- **What the task requires**
Word for word, retype every entry in the listing.

- **Entries**
···

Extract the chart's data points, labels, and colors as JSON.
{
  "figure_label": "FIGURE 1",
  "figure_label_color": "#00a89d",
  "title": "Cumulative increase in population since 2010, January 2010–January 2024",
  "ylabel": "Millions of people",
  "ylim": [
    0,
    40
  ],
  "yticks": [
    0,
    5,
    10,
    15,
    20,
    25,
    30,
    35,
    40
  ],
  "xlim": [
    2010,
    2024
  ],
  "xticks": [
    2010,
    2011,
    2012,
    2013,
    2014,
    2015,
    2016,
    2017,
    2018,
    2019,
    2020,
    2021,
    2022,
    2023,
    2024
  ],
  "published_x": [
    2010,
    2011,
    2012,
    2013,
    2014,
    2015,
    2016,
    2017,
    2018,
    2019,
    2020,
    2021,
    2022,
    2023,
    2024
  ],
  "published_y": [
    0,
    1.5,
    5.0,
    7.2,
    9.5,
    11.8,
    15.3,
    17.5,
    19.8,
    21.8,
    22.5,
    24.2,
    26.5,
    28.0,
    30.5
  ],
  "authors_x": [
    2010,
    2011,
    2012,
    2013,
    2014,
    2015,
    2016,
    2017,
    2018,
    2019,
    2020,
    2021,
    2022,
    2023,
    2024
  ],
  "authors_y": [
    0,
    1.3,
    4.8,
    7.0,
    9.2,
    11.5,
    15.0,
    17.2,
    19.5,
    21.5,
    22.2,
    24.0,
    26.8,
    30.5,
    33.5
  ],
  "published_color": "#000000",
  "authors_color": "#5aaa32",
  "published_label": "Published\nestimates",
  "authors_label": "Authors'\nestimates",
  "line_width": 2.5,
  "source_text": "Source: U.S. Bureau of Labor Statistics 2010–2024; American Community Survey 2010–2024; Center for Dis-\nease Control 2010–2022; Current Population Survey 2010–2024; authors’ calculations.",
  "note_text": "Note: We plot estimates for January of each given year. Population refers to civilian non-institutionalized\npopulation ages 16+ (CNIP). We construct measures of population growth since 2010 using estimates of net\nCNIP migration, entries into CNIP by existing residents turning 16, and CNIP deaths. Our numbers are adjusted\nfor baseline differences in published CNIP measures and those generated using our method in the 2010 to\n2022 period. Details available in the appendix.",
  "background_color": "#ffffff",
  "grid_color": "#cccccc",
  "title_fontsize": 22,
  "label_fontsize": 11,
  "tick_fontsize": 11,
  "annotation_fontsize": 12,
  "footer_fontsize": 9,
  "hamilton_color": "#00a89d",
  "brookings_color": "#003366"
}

···

- **Answer to this task**
Extract the chart's data points, labels, and colors as JSON.
{
  "figure_label": "FIGURE 1",
  "figure_label_color": "#00a89d",
  "title": "Cumulative increase in population since 2010, January 2010–January 2024",
  "ylabel": "Millions of people",
  "ylim": [
    0,
    40
  ],
  "yticks": [
    0,
    5,
    10,
    15,
    20,
    25,
    30,
    35,
    40
  ],
  "xlim": [
    2010,
    2024
  ],
  "xticks": [
    2010,
    2011,
    2012,
    2013,
    2014,
    2015,
    2016,
    2017,
    2018,
    2019,
    2020,
    2021,
    2022,
    2023,
    2024
  ],
  "published_x": [
    2010,
    2011,
    2012,
    2013,
    2014,
    2015,
    2016,
    2017,
    2018,
    2019,
    2020,
    2021,
    2022,
    2023,
    2024
  ],
  "published_y": [
    0,
    1.5,
    5.0,
    7.2,
    9.5,
    11.8,
    15.3,
    17.5,
    19.8,
    21.8,
    22.5,
    24.2,
    26.5,
    28.0,
    30.5
  ],
  "authors_x": [
    2010,
    2011,
    2012,
    2013,
    2014,
    2015,
    2016,
    2017,
    2018,
    2019,
    2020,
    2021,
    2022,
    2023,
    2024
  ],
  "authors_y": [
    0,
    1.3,
    4.8,
    7.0,
    9.2,
    11.5,
    15.0,
    17.2,
    19.5,
    21.5,
    22.2,
    24.0,
    26.8,
    30.5,
    33.5
  ],
  "published_color": "#000000",
  "authors_color": "#5aaa32",
  "published_label": "Published\nestimates",
  "authors_label": "Authors'\nestimates",
  "line_width": 2.5,
  "source_text": "Source: U.S. Bureau of Labor Statistics 2010–2024; American Community Survey 2010–2024; Center for Dis-\nease Control 2010–2022; Current Population Survey 2010–2024; authors’ calculations.",
  "note_text": "Note: We plot estimates for January of each given year. Population refers to civilian non-institutionalized\npopulation ages 16+ (CNIP). We construct measures of population growth since 2010 using estimates of net\nCNIP migration, entries into CNIP by existing residents turning 16, and CNIP deaths. Our numbers are adjusted\nfor baseline differences in published CNIP measures and those generated using our method in the 2010 to\n2022 period. Details available in the appendix.",
  "background_color": "#ffffff",
  "grid_color": "#cccccc",
  "title_fontsize": 22,
  "label_fontsize": 11,
  "tick_fontsize": 11,
  "annotation_fontsize": 12,
  "footer_fontsize": 9,
  "hamilton_color": "#00a89d",
  "brookings_color": "#003366"
}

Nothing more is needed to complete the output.